>>>>>
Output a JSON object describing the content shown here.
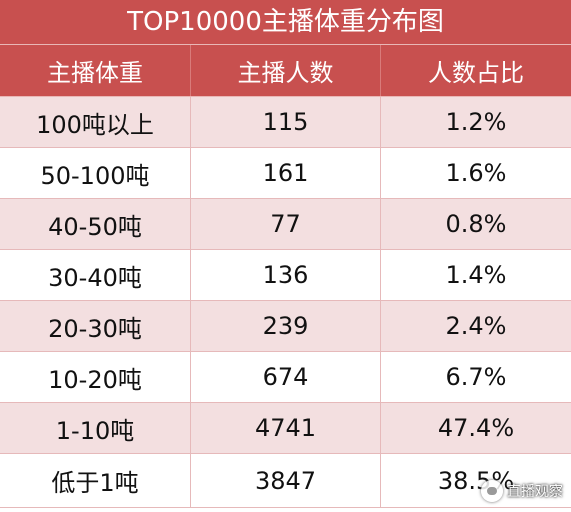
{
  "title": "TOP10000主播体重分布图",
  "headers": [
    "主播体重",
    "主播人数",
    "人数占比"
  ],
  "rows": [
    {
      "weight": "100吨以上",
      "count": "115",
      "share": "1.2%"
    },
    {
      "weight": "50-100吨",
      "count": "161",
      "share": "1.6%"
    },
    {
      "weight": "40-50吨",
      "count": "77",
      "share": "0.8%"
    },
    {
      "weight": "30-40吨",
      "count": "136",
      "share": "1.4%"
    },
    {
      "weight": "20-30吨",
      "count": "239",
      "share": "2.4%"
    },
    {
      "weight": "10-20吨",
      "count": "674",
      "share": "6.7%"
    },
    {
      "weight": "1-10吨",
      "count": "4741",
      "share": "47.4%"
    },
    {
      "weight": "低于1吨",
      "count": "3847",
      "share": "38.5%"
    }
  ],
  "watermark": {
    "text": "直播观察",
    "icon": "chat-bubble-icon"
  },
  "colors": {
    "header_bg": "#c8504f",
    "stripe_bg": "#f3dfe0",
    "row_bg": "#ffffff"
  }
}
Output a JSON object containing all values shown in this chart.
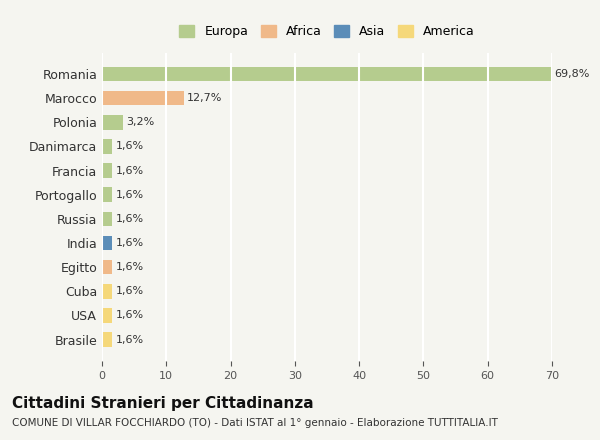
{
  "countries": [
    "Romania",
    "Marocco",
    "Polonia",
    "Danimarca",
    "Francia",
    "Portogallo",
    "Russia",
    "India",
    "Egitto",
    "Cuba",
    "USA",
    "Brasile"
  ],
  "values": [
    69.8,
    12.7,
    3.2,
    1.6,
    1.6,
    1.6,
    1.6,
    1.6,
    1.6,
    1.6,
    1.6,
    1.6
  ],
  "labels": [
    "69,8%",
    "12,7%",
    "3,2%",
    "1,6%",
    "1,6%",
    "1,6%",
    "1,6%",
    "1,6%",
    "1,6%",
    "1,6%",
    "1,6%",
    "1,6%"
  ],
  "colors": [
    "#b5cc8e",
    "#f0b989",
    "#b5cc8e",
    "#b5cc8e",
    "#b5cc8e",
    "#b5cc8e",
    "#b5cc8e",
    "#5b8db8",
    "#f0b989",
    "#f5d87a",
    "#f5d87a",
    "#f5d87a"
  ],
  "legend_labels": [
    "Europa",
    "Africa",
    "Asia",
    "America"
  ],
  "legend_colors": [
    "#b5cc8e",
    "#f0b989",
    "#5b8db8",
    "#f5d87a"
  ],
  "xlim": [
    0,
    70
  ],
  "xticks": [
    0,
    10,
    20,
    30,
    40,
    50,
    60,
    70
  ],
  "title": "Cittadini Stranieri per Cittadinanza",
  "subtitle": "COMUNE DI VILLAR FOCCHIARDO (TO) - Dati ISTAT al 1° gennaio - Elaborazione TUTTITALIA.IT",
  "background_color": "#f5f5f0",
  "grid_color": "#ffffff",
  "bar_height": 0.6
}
<<<<<
>>>>>
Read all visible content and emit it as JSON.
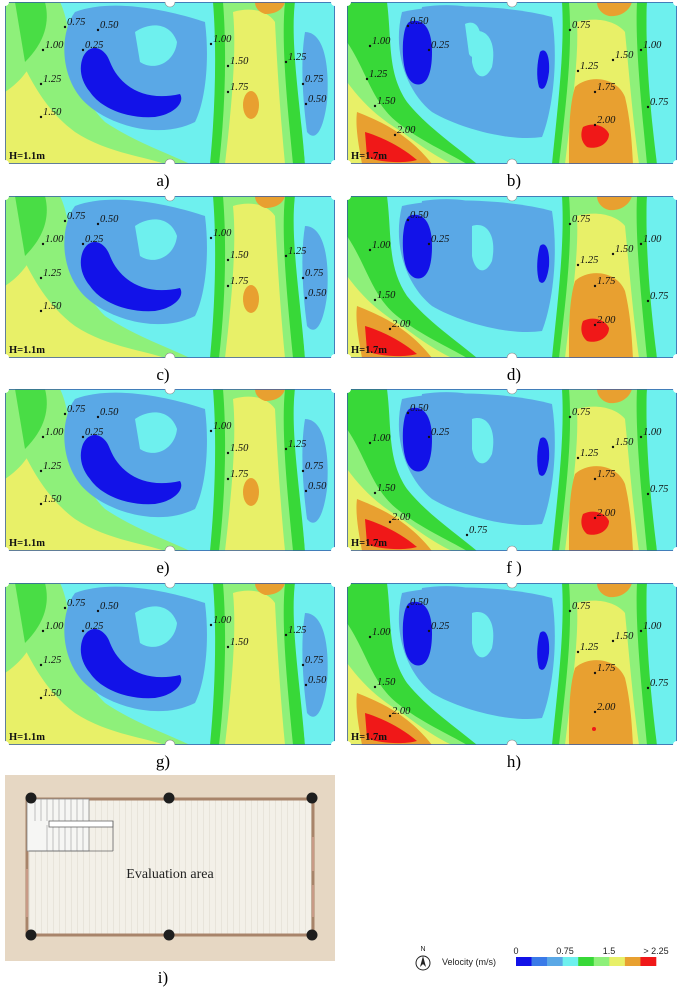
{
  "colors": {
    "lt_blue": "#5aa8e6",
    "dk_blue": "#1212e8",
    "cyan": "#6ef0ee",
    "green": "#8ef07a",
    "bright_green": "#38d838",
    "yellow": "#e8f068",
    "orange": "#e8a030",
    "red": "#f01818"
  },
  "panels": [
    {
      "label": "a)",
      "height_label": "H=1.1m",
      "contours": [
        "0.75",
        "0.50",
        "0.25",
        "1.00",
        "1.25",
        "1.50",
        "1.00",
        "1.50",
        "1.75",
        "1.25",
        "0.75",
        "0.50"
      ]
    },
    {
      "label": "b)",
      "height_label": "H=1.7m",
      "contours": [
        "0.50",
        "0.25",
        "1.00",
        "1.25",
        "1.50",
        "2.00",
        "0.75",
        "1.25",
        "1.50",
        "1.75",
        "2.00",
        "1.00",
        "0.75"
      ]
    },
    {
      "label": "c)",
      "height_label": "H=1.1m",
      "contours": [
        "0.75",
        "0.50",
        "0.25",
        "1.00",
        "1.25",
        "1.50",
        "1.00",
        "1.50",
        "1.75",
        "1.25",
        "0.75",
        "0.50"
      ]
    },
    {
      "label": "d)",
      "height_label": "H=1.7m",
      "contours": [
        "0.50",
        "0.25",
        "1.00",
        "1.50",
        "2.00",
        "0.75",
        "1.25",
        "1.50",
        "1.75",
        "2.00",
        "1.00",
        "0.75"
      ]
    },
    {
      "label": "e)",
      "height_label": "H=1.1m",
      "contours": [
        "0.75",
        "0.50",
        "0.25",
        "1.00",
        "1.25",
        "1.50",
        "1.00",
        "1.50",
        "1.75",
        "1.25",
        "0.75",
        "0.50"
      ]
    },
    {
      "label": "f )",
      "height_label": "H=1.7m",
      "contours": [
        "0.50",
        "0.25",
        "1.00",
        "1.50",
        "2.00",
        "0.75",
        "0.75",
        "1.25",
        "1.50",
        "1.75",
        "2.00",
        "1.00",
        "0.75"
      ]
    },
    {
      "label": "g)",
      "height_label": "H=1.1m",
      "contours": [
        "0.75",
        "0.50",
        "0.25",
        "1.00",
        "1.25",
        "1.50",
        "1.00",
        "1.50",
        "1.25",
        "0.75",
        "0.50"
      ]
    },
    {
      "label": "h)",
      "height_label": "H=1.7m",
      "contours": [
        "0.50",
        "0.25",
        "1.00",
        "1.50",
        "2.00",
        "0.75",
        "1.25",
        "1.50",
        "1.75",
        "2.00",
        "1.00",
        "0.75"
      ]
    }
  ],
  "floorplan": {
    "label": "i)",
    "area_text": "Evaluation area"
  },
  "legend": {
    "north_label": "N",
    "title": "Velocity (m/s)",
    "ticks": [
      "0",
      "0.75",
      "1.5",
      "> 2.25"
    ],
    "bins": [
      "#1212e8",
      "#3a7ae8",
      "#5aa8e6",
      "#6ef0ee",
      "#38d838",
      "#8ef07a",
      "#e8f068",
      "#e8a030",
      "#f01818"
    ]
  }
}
<<<<<
>>>>>
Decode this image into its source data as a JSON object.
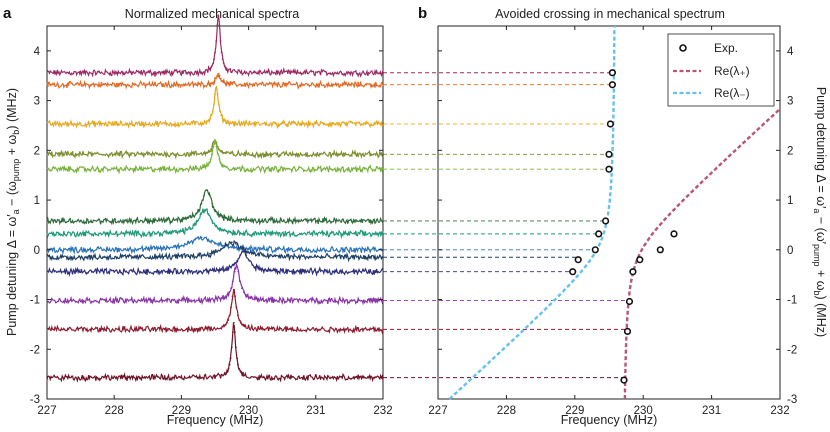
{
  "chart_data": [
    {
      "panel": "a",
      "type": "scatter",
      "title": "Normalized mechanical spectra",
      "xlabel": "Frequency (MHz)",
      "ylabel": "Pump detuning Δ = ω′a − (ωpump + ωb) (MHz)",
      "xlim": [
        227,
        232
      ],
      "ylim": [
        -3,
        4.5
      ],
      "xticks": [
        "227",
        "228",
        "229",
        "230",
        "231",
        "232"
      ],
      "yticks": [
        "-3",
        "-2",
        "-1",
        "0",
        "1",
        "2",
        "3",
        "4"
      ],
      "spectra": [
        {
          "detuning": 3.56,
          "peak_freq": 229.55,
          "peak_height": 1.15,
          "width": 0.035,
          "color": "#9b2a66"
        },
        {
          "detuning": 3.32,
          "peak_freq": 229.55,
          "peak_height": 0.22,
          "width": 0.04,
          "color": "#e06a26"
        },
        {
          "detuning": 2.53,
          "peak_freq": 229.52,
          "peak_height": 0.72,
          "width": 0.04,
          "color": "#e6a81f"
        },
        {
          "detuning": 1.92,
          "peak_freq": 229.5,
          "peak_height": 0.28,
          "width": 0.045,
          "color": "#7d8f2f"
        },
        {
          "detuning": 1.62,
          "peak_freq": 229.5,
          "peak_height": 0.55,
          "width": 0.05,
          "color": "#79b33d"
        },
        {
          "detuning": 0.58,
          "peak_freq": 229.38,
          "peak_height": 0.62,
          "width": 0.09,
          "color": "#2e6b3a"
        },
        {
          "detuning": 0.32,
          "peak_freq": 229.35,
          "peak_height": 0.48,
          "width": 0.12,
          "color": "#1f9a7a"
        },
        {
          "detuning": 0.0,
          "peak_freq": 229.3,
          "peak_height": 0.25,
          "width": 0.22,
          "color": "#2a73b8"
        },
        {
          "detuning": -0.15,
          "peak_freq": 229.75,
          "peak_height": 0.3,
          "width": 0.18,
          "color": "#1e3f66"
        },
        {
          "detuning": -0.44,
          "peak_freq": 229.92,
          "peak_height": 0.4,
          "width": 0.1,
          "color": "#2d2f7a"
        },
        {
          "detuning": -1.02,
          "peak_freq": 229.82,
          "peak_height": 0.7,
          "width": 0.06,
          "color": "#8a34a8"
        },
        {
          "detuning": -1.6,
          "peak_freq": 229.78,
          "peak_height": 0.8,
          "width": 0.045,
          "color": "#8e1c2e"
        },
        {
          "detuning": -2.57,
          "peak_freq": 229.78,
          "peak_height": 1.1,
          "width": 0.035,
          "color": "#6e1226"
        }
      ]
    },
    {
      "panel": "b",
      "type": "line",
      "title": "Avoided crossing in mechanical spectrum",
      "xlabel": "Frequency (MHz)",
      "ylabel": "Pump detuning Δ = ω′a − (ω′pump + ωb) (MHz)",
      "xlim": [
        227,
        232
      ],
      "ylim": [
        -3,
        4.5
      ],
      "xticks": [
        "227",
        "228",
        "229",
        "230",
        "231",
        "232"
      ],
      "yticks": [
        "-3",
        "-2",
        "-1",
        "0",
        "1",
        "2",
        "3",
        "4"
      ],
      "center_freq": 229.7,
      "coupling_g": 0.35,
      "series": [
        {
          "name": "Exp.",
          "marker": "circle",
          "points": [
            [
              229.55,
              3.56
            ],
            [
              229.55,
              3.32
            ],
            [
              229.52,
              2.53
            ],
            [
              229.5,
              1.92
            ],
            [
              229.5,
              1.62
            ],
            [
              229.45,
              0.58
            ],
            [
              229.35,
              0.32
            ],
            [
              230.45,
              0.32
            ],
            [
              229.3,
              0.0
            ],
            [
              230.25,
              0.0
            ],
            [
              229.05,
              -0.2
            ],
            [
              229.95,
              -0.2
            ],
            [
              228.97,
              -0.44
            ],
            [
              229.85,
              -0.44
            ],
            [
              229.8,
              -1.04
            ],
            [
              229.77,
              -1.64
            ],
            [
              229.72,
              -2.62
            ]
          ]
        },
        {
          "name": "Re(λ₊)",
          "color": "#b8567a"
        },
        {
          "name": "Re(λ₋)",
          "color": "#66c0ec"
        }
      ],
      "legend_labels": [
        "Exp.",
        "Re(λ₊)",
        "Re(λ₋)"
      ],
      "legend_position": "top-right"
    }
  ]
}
<<<<<
(Task to carry out): Pick out the lines above that hold the string "values" and show them.

(Answer to this exercise):
Output a JSON object containing all values shown in this chart.
  "values": [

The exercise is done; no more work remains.